SHORT PROBLEM: In this exercise, return the whole listing exactly, excluding any images.

== DATA TO USE ==

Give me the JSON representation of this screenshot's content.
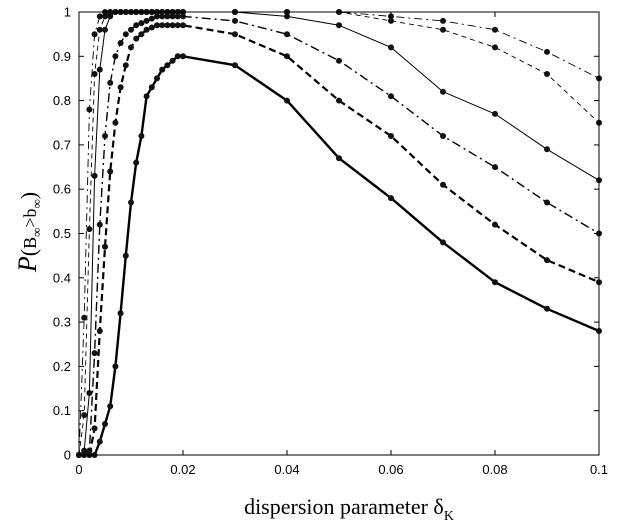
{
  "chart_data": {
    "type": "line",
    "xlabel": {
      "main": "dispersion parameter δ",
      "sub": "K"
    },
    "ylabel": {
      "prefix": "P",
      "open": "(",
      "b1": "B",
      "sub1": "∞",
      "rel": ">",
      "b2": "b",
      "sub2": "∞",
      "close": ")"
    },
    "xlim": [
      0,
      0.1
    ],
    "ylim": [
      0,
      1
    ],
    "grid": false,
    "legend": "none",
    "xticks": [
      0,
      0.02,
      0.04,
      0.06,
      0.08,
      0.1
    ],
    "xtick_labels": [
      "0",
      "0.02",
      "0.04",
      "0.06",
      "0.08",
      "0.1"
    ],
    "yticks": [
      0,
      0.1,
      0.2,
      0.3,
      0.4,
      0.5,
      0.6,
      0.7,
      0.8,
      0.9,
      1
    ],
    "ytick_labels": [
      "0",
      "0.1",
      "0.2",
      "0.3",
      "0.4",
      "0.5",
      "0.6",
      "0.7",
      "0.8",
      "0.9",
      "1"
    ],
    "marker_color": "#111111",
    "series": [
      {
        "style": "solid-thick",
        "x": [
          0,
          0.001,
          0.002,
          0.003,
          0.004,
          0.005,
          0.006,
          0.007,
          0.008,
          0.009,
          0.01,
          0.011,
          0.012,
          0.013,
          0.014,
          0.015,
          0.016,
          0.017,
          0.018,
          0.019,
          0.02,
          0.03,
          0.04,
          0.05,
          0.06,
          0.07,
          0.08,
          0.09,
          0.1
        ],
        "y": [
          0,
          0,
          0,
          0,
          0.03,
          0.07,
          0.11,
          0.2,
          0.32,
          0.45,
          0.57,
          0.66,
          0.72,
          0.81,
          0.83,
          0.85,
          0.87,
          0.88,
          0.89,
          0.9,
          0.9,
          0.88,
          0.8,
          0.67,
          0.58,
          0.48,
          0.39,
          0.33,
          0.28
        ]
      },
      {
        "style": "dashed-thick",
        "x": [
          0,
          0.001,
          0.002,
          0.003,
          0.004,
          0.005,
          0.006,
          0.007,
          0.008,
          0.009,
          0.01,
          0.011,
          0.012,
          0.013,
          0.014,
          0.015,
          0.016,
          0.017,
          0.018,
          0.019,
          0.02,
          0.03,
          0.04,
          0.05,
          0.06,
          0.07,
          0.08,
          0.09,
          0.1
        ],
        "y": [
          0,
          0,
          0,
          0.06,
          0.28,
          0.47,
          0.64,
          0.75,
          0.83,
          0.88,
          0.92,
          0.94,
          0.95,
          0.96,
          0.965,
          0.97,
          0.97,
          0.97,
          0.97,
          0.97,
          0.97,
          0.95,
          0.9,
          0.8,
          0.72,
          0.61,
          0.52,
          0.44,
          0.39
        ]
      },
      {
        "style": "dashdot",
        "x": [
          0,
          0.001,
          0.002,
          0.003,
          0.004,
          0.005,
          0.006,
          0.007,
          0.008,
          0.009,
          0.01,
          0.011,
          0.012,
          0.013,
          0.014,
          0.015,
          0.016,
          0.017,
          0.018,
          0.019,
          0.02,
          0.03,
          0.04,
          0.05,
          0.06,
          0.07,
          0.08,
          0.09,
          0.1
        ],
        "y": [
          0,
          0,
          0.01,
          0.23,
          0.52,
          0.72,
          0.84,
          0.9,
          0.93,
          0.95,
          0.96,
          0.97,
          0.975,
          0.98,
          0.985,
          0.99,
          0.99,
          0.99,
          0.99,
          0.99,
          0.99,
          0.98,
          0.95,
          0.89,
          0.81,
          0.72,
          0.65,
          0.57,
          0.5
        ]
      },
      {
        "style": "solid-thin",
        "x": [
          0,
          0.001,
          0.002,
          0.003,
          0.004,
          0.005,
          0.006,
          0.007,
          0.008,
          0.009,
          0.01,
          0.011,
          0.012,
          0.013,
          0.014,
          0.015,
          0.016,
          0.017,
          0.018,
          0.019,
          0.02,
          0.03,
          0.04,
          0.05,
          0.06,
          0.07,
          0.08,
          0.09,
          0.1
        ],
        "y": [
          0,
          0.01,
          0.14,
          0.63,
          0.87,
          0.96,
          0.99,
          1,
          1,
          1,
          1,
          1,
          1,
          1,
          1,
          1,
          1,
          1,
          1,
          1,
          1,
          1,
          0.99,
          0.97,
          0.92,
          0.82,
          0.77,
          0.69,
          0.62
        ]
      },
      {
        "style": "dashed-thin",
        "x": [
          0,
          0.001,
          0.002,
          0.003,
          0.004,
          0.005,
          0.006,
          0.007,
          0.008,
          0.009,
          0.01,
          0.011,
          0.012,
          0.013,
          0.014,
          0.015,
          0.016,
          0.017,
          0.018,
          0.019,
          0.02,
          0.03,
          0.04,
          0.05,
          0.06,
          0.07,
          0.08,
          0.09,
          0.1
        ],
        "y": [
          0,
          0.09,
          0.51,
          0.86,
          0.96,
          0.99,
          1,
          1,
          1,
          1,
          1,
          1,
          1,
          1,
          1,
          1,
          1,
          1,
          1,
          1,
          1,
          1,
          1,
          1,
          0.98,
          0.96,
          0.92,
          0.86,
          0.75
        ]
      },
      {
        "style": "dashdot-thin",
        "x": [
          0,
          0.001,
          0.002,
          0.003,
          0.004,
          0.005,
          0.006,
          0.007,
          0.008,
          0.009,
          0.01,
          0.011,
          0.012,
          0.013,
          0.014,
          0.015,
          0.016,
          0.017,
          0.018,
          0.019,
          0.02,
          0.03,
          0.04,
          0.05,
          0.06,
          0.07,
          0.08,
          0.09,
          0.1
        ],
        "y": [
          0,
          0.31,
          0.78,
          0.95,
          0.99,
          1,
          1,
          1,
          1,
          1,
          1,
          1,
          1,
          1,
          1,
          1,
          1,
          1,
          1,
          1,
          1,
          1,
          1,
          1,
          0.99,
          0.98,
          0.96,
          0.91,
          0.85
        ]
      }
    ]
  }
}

===

COMPLETE ANSWER:
Give me the JSON representation of this screenshot's content.
{
  "chart_data": {
    "type": "line",
    "xlabel": {
      "main": "dispersion parameter δ",
      "sub": "K"
    },
    "ylabel": {
      "prefix": "P",
      "open": "(",
      "b1": "B",
      "sub1": "∞",
      "rel": ">",
      "b2": "b",
      "sub2": "∞",
      "close": ")"
    },
    "xlim": [
      0,
      0.1
    ],
    "ylim": [
      0,
      1
    ],
    "grid": false,
    "legend": "none",
    "xticks": [
      0,
      0.02,
      0.04,
      0.06,
      0.08,
      0.1
    ],
    "xtick_labels": [
      "0",
      "0.02",
      "0.04",
      "0.06",
      "0.08",
      "0.1"
    ],
    "yticks": [
      0,
      0.1,
      0.2,
      0.3,
      0.4,
      0.5,
      0.6,
      0.7,
      0.8,
      0.9,
      1
    ],
    "ytick_labels": [
      "0",
      "0.1",
      "0.2",
      "0.3",
      "0.4",
      "0.5",
      "0.6",
      "0.7",
      "0.8",
      "0.9",
      "1"
    ],
    "marker_color": "#111111",
    "series": [
      {
        "style": "solid-thick",
        "x": [
          0,
          0.001,
          0.002,
          0.003,
          0.004,
          0.005,
          0.006,
          0.007,
          0.008,
          0.009,
          0.01,
          0.011,
          0.012,
          0.013,
          0.014,
          0.015,
          0.016,
          0.017,
          0.018,
          0.019,
          0.02,
          0.03,
          0.04,
          0.05,
          0.06,
          0.07,
          0.08,
          0.09,
          0.1
        ],
        "y": [
          0,
          0,
          0,
          0,
          0.03,
          0.07,
          0.11,
          0.2,
          0.32,
          0.45,
          0.57,
          0.66,
          0.72,
          0.81,
          0.83,
          0.85,
          0.87,
          0.88,
          0.89,
          0.9,
          0.9,
          0.88,
          0.8,
          0.67,
          0.58,
          0.48,
          0.39,
          0.33,
          0.28
        ]
      },
      {
        "style": "dashed-thick",
        "x": [
          0,
          0.001,
          0.002,
          0.003,
          0.004,
          0.005,
          0.006,
          0.007,
          0.008,
          0.009,
          0.01,
          0.011,
          0.012,
          0.013,
          0.014,
          0.015,
          0.016,
          0.017,
          0.018,
          0.019,
          0.02,
          0.03,
          0.04,
          0.05,
          0.06,
          0.07,
          0.08,
          0.09,
          0.1
        ],
        "y": [
          0,
          0,
          0,
          0.06,
          0.28,
          0.47,
          0.64,
          0.75,
          0.83,
          0.88,
          0.92,
          0.94,
          0.95,
          0.96,
          0.965,
          0.97,
          0.97,
          0.97,
          0.97,
          0.97,
          0.97,
          0.95,
          0.9,
          0.8,
          0.72,
          0.61,
          0.52,
          0.44,
          0.39
        ]
      },
      {
        "style": "dashdot",
        "x": [
          0,
          0.001,
          0.002,
          0.003,
          0.004,
          0.005,
          0.006,
          0.007,
          0.008,
          0.009,
          0.01,
          0.011,
          0.012,
          0.013,
          0.014,
          0.015,
          0.016,
          0.017,
          0.018,
          0.019,
          0.02,
          0.03,
          0.04,
          0.05,
          0.06,
          0.07,
          0.08,
          0.09,
          0.1
        ],
        "y": [
          0,
          0,
          0.01,
          0.23,
          0.52,
          0.72,
          0.84,
          0.9,
          0.93,
          0.95,
          0.96,
          0.97,
          0.975,
          0.98,
          0.985,
          0.99,
          0.99,
          0.99,
          0.99,
          0.99,
          0.99,
          0.98,
          0.95,
          0.89,
          0.81,
          0.72,
          0.65,
          0.57,
          0.5
        ]
      },
      {
        "style": "solid-thin",
        "x": [
          0,
          0.001,
          0.002,
          0.003,
          0.004,
          0.005,
          0.006,
          0.007,
          0.008,
          0.009,
          0.01,
          0.011,
          0.012,
          0.013,
          0.014,
          0.015,
          0.016,
          0.017,
          0.018,
          0.019,
          0.02,
          0.03,
          0.04,
          0.05,
          0.06,
          0.07,
          0.08,
          0.09,
          0.1
        ],
        "y": [
          0,
          0.01,
          0.14,
          0.63,
          0.87,
          0.96,
          0.99,
          1,
          1,
          1,
          1,
          1,
          1,
          1,
          1,
          1,
          1,
          1,
          1,
          1,
          1,
          1,
          0.99,
          0.97,
          0.92,
          0.82,
          0.77,
          0.69,
          0.62
        ]
      },
      {
        "style": "dashed-thin",
        "x": [
          0,
          0.001,
          0.002,
          0.003,
          0.004,
          0.005,
          0.006,
          0.007,
          0.008,
          0.009,
          0.01,
          0.011,
          0.012,
          0.013,
          0.014,
          0.015,
          0.016,
          0.017,
          0.018,
          0.019,
          0.02,
          0.03,
          0.04,
          0.05,
          0.06,
          0.07,
          0.08,
          0.09,
          0.1
        ],
        "y": [
          0,
          0.09,
          0.51,
          0.86,
          0.96,
          0.99,
          1,
          1,
          1,
          1,
          1,
          1,
          1,
          1,
          1,
          1,
          1,
          1,
          1,
          1,
          1,
          1,
          1,
          1,
          0.98,
          0.96,
          0.92,
          0.86,
          0.75
        ]
      },
      {
        "style": "dashdot-thin",
        "x": [
          0,
          0.001,
          0.002,
          0.003,
          0.004,
          0.005,
          0.006,
          0.007,
          0.008,
          0.009,
          0.01,
          0.011,
          0.012,
          0.013,
          0.014,
          0.015,
          0.016,
          0.017,
          0.018,
          0.019,
          0.02,
          0.03,
          0.04,
          0.05,
          0.06,
          0.07,
          0.08,
          0.09,
          0.1
        ],
        "y": [
          0,
          0.31,
          0.78,
          0.95,
          0.99,
          1,
          1,
          1,
          1,
          1,
          1,
          1,
          1,
          1,
          1,
          1,
          1,
          1,
          1,
          1,
          1,
          1,
          1,
          1,
          0.99,
          0.98,
          0.96,
          0.91,
          0.85
        ]
      }
    ]
  }
}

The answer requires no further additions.